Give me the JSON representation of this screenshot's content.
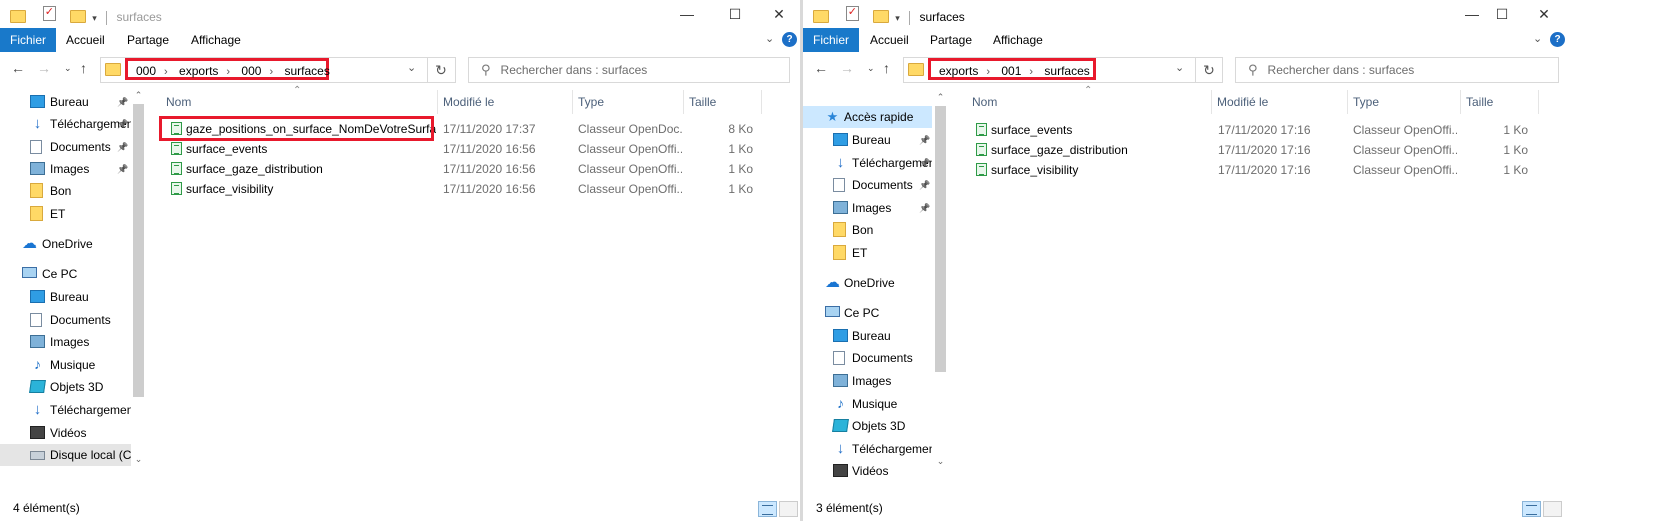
{
  "left": {
    "title": "surfaces",
    "ribbon": {
      "file": "Fichier",
      "home": "Accueil",
      "share": "Partage",
      "view": "Affichage",
      "help": "?"
    },
    "breadcrumb": [
      "000",
      "exports",
      "000",
      "surfaces"
    ],
    "search_placeholder": "Rechercher dans : surfaces",
    "nav": [
      {
        "label": "Bureau",
        "icon": "desktop-icon",
        "pinned": true
      },
      {
        "label": "Téléchargements",
        "icon": "download-icon",
        "pinned": true
      },
      {
        "label": "Documents",
        "icon": "documents-icon",
        "pinned": true
      },
      {
        "label": "Images",
        "icon": "images-icon",
        "pinned": true
      },
      {
        "label": "Bon",
        "icon": "folder-icon",
        "pinned": false
      },
      {
        "label": "ET",
        "icon": "folder-icon",
        "pinned": false
      },
      {
        "label": "OneDrive",
        "icon": "onedrive-icon",
        "pinned": false
      },
      {
        "label": "Ce PC",
        "icon": "pc-icon",
        "pinned": false
      },
      {
        "label": "Bureau",
        "icon": "desktop-icon",
        "pinned": false
      },
      {
        "label": "Documents",
        "icon": "documents-icon",
        "pinned": false
      },
      {
        "label": "Images",
        "icon": "images-icon",
        "pinned": false
      },
      {
        "label": "Musique",
        "icon": "music-icon",
        "pinned": false
      },
      {
        "label": "Objets 3D",
        "icon": "objects-3d-icon",
        "pinned": false
      },
      {
        "label": "Téléchargements",
        "icon": "download-icon",
        "pinned": false
      },
      {
        "label": "Vidéos",
        "icon": "videos-icon",
        "pinned": false
      },
      {
        "label": "Disque local (C:)",
        "icon": "disk-icon",
        "pinned": false
      }
    ],
    "columns": {
      "name": "Nom",
      "modified": "Modifié le",
      "type": "Type",
      "size": "Taille"
    },
    "files": [
      {
        "name": "gaze_positions_on_surface_NomDeVotreSurface",
        "modified": "17/11/2020 17:37",
        "type": "Classeur OpenDoc...",
        "size": "8 Ko"
      },
      {
        "name": "surface_events",
        "modified": "17/11/2020 16:56",
        "type": "Classeur OpenOffi...",
        "size": "1 Ko"
      },
      {
        "name": "surface_gaze_distribution",
        "modified": "17/11/2020 16:56",
        "type": "Classeur OpenOffi...",
        "size": "1 Ko"
      },
      {
        "name": "surface_visibility",
        "modified": "17/11/2020 16:56",
        "type": "Classeur OpenOffi...",
        "size": "1 Ko"
      }
    ],
    "status": "4 élément(s)"
  },
  "right": {
    "title": "surfaces",
    "ribbon": {
      "file": "Fichier",
      "home": "Accueil",
      "share": "Partage",
      "view": "Affichage",
      "help": "?"
    },
    "breadcrumb": [
      "exports",
      "001",
      "surfaces"
    ],
    "search_placeholder": "Rechercher dans : surfaces",
    "nav": [
      {
        "label": "Accès rapide",
        "icon": "quick-access-icon",
        "pinned": false
      },
      {
        "label": "Bureau",
        "icon": "desktop-icon",
        "pinned": true
      },
      {
        "label": "Téléchargements",
        "icon": "download-icon",
        "pinned": true
      },
      {
        "label": "Documents",
        "icon": "documents-icon",
        "pinned": true
      },
      {
        "label": "Images",
        "icon": "images-icon",
        "pinned": true
      },
      {
        "label": "Bon",
        "icon": "folder-icon",
        "pinned": false
      },
      {
        "label": "ET",
        "icon": "folder-icon",
        "pinned": false
      },
      {
        "label": "OneDrive",
        "icon": "onedrive-icon",
        "pinned": false
      },
      {
        "label": "Ce PC",
        "icon": "pc-icon",
        "pinned": false
      },
      {
        "label": "Bureau",
        "icon": "desktop-icon",
        "pinned": false
      },
      {
        "label": "Documents",
        "icon": "documents-icon",
        "pinned": false
      },
      {
        "label": "Images",
        "icon": "images-icon",
        "pinned": false
      },
      {
        "label": "Musique",
        "icon": "music-icon",
        "pinned": false
      },
      {
        "label": "Objets 3D",
        "icon": "objects-3d-icon",
        "pinned": false
      },
      {
        "label": "Téléchargements",
        "icon": "download-icon",
        "pinned": false
      },
      {
        "label": "Vidéos",
        "icon": "videos-icon",
        "pinned": false
      }
    ],
    "columns": {
      "name": "Nom",
      "modified": "Modifié le",
      "type": "Type",
      "size": "Taille"
    },
    "files": [
      {
        "name": "surface_events",
        "modified": "17/11/2020 17:16",
        "type": "Classeur OpenOffi...",
        "size": "1 Ko"
      },
      {
        "name": "surface_gaze_distribution",
        "modified": "17/11/2020 17:16",
        "type": "Classeur OpenOffi...",
        "size": "1 Ko"
      },
      {
        "name": "surface_visibility",
        "modified": "17/11/2020 17:16",
        "type": "Classeur OpenOffi...",
        "size": "1 Ko"
      }
    ],
    "status": "3 élément(s)"
  },
  "colors": {
    "accent": "#1979ca",
    "highlight_box": "#e8192c",
    "selected": "#cce8ff"
  }
}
*-*-*
» **GIVEN TASK**
Each line above is to be copied verbatim. Drop any image from the copy.

» **RESPONSE**
Give me the JSON representation of this screenshot's content.
{
  "left": {
    "title": "surfaces",
    "ribbon": {
      "file": "Fichier",
      "home": "Accueil",
      "share": "Partage",
      "view": "Affichage",
      "help": "?"
    },
    "breadcrumb": [
      "000",
      "exports",
      "000",
      "surfaces"
    ],
    "search_placeholder": "Rechercher dans : surfaces",
    "nav": [
      {
        "label": "Bureau",
        "icon": "desktop-icon",
        "pinned": true
      },
      {
        "label": "Téléchargements",
        "icon": "download-icon",
        "pinned": true
      },
      {
        "label": "Documents",
        "icon": "documents-icon",
        "pinned": true
      },
      {
        "label": "Images",
        "icon": "images-icon",
        "pinned": true
      },
      {
        "label": "Bon",
        "icon": "folder-icon",
        "pinned": false
      },
      {
        "label": "ET",
        "icon": "folder-icon",
        "pinned": false
      },
      {
        "label": "OneDrive",
        "icon": "onedrive-icon",
        "pinned": false
      },
      {
        "label": "Ce PC",
        "icon": "pc-icon",
        "pinned": false
      },
      {
        "label": "Bureau",
        "icon": "desktop-icon",
        "pinned": false
      },
      {
        "label": "Documents",
        "icon": "documents-icon",
        "pinned": false
      },
      {
        "label": "Images",
        "icon": "images-icon",
        "pinned": false
      },
      {
        "label": "Musique",
        "icon": "music-icon",
        "pinned": false
      },
      {
        "label": "Objets 3D",
        "icon": "objects-3d-icon",
        "pinned": false
      },
      {
        "label": "Téléchargements",
        "icon": "download-icon",
        "pinned": false
      },
      {
        "label": "Vidéos",
        "icon": "videos-icon",
        "pinned": false
      },
      {
        "label": "Disque local (C:)",
        "icon": "disk-icon",
        "pinned": false
      }
    ],
    "columns": {
      "name": "Nom",
      "modified": "Modifié le",
      "type": "Type",
      "size": "Taille"
    },
    "files": [
      {
        "name": "gaze_positions_on_surface_NomDeVotreSurface",
        "modified": "17/11/2020 17:37",
        "type": "Classeur OpenDoc...",
        "size": "8 Ko"
      },
      {
        "name": "surface_events",
        "modified": "17/11/2020 16:56",
        "type": "Classeur OpenOffi...",
        "size": "1 Ko"
      },
      {
        "name": "surface_gaze_distribution",
        "modified": "17/11/2020 16:56",
        "type": "Classeur OpenOffi...",
        "size": "1 Ko"
      },
      {
        "name": "surface_visibility",
        "modified": "17/11/2020 16:56",
        "type": "Classeur OpenOffi...",
        "size": "1 Ko"
      }
    ],
    "status": "4 élément(s)"
  },
  "right": {
    "title": "surfaces",
    "ribbon": {
      "file": "Fichier",
      "home": "Accueil",
      "share": "Partage",
      "view": "Affichage",
      "help": "?"
    },
    "breadcrumb": [
      "exports",
      "001",
      "surfaces"
    ],
    "search_placeholder": "Rechercher dans : surfaces",
    "nav": [
      {
        "label": "Accès rapide",
        "icon": "quick-access-icon",
        "pinned": false
      },
      {
        "label": "Bureau",
        "icon": "desktop-icon",
        "pinned": true
      },
      {
        "label": "Téléchargements",
        "icon": "download-icon",
        "pinned": true
      },
      {
        "label": "Documents",
        "icon": "documents-icon",
        "pinned": true
      },
      {
        "label": "Images",
        "icon": "images-icon",
        "pinned": true
      },
      {
        "label": "Bon",
        "icon": "folder-icon",
        "pinned": false
      },
      {
        "label": "ET",
        "icon": "folder-icon",
        "pinned": false
      },
      {
        "label": "OneDrive",
        "icon": "onedrive-icon",
        "pinned": false
      },
      {
        "label": "Ce PC",
        "icon": "pc-icon",
        "pinned": false
      },
      {
        "label": "Bureau",
        "icon": "desktop-icon",
        "pinned": false
      },
      {
        "label": "Documents",
        "icon": "documents-icon",
        "pinned": false
      },
      {
        "label": "Images",
        "icon": "images-icon",
        "pinned": false
      },
      {
        "label": "Musique",
        "icon": "music-icon",
        "pinned": false
      },
      {
        "label": "Objets 3D",
        "icon": "objects-3d-icon",
        "pinned": false
      },
      {
        "label": "Téléchargements",
        "icon": "download-icon",
        "pinned": false
      },
      {
        "label": "Vidéos",
        "icon": "videos-icon",
        "pinned": false
      }
    ],
    "columns": {
      "name": "Nom",
      "modified": "Modifié le",
      "type": "Type",
      "size": "Taille"
    },
    "files": [
      {
        "name": "surface_events",
        "modified": "17/11/2020 17:16",
        "type": "Classeur OpenOffi...",
        "size": "1 Ko"
      },
      {
        "name": "surface_gaze_distribution",
        "modified": "17/11/2020 17:16",
        "type": "Classeur OpenOffi...",
        "size": "1 Ko"
      },
      {
        "name": "surface_visibility",
        "modified": "17/11/2020 17:16",
        "type": "Classeur OpenOffi...",
        "size": "1 Ko"
      }
    ],
    "status": "3 élément(s)"
  },
  "colors": {
    "accent": "#1979ca",
    "highlight_box": "#e8192c",
    "selected": "#cce8ff"
  }
}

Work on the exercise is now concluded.